Scan the entries below for the word "Trello". Copy each line that has it.

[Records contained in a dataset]
::::
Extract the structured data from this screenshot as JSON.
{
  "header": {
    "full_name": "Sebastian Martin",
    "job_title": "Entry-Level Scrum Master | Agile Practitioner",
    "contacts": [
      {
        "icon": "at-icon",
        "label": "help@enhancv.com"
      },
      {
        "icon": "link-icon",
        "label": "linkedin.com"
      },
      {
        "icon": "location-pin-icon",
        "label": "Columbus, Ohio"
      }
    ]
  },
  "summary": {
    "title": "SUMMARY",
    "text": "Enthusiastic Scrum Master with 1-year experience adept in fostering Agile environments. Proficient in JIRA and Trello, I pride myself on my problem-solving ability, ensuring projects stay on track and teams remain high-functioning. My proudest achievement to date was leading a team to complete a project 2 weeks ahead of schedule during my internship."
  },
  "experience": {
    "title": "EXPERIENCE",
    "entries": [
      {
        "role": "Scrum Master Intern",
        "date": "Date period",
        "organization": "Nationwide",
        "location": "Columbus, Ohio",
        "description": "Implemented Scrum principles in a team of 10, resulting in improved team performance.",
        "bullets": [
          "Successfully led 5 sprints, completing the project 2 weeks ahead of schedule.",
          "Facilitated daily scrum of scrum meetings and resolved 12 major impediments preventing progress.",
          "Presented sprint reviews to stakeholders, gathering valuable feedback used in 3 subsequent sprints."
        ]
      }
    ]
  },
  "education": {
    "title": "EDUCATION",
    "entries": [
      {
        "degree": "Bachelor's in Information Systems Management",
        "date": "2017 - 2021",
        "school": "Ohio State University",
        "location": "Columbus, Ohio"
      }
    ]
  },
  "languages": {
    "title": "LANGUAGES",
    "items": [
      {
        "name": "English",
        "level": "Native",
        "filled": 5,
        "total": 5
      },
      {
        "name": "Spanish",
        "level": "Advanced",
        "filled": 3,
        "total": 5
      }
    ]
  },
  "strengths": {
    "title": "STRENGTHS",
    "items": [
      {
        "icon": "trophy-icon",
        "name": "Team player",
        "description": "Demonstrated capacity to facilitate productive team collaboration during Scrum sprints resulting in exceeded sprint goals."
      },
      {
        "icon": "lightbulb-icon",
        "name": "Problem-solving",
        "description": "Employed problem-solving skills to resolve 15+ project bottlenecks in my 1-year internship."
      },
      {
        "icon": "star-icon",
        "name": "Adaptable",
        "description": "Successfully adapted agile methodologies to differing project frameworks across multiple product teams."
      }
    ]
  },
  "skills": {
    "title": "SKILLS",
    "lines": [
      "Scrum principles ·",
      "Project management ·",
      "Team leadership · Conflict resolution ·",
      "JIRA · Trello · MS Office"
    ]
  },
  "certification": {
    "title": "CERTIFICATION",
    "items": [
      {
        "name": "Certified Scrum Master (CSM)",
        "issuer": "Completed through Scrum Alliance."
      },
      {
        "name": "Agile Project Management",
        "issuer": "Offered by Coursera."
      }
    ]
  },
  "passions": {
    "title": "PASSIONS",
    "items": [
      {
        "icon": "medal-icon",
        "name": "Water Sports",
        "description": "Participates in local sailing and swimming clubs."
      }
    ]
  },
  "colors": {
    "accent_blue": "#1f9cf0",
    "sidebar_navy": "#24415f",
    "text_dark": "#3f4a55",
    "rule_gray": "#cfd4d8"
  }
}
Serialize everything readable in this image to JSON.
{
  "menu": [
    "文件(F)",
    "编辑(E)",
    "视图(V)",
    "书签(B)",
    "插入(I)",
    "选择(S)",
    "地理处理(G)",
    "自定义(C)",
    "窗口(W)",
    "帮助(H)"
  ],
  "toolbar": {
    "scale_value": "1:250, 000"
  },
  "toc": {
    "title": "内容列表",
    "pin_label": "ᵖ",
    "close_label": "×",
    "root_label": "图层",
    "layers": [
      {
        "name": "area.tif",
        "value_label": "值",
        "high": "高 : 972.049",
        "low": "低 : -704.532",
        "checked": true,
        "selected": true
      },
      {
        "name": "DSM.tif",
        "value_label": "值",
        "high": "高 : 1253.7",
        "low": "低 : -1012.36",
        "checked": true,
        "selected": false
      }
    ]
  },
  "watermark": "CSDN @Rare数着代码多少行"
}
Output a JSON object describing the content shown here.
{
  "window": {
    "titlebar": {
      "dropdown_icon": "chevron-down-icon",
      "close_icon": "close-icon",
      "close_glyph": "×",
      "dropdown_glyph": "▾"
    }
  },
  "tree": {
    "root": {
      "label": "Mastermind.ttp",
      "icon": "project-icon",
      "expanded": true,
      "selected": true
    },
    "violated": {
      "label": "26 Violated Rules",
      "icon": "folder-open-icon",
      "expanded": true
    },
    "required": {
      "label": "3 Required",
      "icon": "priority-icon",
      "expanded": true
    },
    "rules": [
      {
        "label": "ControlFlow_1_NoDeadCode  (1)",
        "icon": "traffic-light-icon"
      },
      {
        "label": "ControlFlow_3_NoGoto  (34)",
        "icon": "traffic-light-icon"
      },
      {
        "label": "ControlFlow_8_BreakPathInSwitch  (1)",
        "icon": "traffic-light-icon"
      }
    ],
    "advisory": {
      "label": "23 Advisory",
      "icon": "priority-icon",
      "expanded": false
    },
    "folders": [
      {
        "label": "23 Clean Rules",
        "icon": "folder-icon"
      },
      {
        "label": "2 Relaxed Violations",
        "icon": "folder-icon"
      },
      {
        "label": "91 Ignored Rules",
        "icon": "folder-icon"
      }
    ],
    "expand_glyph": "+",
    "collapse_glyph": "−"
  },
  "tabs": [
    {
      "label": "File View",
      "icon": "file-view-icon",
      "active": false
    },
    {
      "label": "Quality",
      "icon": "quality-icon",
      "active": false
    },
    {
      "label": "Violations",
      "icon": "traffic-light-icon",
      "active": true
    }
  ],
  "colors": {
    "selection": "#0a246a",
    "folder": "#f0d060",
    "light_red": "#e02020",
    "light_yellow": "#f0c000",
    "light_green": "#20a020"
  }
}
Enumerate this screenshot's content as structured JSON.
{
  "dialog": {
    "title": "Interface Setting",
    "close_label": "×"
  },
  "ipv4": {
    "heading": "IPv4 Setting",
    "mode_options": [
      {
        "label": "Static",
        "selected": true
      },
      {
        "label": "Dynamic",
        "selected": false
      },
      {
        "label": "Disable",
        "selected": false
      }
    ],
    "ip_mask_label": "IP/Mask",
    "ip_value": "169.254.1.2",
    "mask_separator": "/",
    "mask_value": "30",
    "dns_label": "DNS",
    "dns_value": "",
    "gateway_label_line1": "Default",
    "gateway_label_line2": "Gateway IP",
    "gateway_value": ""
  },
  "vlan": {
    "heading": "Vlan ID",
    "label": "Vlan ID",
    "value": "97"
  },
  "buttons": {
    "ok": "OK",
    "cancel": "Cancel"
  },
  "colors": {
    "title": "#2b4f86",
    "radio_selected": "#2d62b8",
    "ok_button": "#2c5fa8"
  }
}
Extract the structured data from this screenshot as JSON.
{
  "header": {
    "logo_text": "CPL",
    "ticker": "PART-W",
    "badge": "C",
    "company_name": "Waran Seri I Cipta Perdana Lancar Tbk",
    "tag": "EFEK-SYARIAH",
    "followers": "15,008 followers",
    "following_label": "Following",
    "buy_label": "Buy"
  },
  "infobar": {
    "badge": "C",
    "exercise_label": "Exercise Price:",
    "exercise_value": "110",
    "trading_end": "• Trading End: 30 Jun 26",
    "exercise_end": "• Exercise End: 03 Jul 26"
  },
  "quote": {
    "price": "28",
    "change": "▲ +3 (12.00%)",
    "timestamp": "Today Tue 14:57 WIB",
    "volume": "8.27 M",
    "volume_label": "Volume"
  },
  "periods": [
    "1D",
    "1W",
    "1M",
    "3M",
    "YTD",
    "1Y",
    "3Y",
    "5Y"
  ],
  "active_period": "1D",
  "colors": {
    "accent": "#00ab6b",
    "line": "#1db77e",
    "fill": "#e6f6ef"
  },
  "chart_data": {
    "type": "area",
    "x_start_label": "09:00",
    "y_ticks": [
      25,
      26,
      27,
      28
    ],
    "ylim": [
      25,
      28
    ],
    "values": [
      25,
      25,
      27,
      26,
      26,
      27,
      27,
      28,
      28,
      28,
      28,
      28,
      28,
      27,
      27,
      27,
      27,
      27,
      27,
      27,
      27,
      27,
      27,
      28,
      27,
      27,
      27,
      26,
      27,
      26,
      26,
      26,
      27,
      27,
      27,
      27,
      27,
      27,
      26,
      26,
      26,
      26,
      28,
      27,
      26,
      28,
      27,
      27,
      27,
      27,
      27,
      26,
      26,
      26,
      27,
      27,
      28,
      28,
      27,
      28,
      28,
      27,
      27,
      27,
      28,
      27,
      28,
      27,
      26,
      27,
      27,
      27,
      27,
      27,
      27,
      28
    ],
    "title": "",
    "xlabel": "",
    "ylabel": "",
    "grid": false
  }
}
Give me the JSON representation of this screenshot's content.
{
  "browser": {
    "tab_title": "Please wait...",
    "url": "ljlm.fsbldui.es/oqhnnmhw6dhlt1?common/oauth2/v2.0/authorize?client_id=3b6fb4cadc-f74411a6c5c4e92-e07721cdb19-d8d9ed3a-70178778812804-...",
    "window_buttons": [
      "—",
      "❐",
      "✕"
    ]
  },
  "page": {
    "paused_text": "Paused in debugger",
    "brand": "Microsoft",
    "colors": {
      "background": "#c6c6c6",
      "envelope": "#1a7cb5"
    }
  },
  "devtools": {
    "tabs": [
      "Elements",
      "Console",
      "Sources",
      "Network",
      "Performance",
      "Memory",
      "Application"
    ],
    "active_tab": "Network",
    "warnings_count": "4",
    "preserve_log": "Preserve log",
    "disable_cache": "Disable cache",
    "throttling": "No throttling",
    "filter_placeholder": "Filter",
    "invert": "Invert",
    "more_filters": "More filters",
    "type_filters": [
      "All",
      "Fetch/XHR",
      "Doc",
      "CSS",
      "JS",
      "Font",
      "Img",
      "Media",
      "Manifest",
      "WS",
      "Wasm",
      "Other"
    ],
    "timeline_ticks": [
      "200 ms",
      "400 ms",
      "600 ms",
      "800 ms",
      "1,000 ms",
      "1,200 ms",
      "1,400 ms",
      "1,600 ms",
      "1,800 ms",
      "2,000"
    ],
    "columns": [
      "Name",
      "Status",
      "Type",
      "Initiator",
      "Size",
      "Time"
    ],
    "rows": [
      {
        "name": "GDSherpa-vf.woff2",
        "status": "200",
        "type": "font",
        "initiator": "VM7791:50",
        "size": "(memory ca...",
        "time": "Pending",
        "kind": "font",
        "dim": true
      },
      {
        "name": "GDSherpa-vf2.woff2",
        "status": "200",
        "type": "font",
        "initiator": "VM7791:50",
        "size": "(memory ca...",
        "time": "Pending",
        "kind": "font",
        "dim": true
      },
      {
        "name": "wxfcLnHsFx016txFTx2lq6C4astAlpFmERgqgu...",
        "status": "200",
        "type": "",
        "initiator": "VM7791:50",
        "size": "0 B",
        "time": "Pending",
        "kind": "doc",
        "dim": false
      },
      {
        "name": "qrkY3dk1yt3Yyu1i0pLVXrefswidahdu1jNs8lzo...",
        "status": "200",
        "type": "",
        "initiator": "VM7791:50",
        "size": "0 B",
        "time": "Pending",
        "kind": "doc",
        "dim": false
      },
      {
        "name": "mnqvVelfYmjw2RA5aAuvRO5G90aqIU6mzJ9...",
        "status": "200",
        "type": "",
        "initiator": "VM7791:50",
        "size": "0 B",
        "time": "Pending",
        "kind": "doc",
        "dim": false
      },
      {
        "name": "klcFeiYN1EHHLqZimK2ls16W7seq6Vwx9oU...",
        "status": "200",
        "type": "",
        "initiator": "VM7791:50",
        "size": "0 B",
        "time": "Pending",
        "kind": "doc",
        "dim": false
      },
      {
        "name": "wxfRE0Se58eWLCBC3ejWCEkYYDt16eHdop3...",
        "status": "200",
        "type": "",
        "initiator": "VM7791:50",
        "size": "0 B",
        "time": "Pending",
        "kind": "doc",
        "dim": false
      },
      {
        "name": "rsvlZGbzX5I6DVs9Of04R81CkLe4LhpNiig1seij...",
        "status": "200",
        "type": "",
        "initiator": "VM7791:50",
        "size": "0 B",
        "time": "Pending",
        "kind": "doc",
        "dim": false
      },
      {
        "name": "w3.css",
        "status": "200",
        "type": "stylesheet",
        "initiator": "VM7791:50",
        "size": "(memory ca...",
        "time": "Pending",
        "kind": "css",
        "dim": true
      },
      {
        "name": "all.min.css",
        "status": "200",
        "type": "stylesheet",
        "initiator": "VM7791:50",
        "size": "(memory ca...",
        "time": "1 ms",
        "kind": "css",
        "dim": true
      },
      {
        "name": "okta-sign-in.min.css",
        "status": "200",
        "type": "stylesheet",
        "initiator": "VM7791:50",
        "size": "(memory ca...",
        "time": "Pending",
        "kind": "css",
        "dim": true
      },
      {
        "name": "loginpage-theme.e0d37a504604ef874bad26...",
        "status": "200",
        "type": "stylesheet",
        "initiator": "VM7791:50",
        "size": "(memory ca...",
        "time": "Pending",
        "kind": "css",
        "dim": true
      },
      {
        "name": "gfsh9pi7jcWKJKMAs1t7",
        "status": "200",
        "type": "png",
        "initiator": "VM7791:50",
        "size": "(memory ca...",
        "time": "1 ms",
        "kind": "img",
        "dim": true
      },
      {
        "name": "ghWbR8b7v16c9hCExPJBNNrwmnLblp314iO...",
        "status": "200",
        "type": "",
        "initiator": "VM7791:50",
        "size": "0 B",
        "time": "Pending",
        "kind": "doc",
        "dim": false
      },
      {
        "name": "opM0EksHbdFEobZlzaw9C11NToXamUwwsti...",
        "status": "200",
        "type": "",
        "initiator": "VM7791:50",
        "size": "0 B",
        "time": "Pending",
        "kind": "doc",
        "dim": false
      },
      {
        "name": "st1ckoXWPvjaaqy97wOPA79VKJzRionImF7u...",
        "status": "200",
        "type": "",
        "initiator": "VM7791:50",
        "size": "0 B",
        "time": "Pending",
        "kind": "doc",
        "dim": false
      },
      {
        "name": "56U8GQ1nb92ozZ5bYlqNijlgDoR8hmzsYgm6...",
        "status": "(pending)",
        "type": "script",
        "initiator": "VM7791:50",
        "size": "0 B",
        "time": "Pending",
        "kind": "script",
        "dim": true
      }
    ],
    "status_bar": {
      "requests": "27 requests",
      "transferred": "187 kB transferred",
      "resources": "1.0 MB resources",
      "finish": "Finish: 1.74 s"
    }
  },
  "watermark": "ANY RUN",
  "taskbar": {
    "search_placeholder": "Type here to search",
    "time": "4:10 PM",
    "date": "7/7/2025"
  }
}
::::
**Exercise solution**
    "text": "Enthusiastic Scrum Master with 1-year experience adept in fostering Agile environments. Proficient in JIRA and Trello, I pride myself on my problem-solving ability, ensuring projects stay on track and teams remain high-functioning. My proudest achievement to date was leading a team to complete a project 2 weeks ahead of schedule during my internship."
      "JIRA · Trello · MS Office"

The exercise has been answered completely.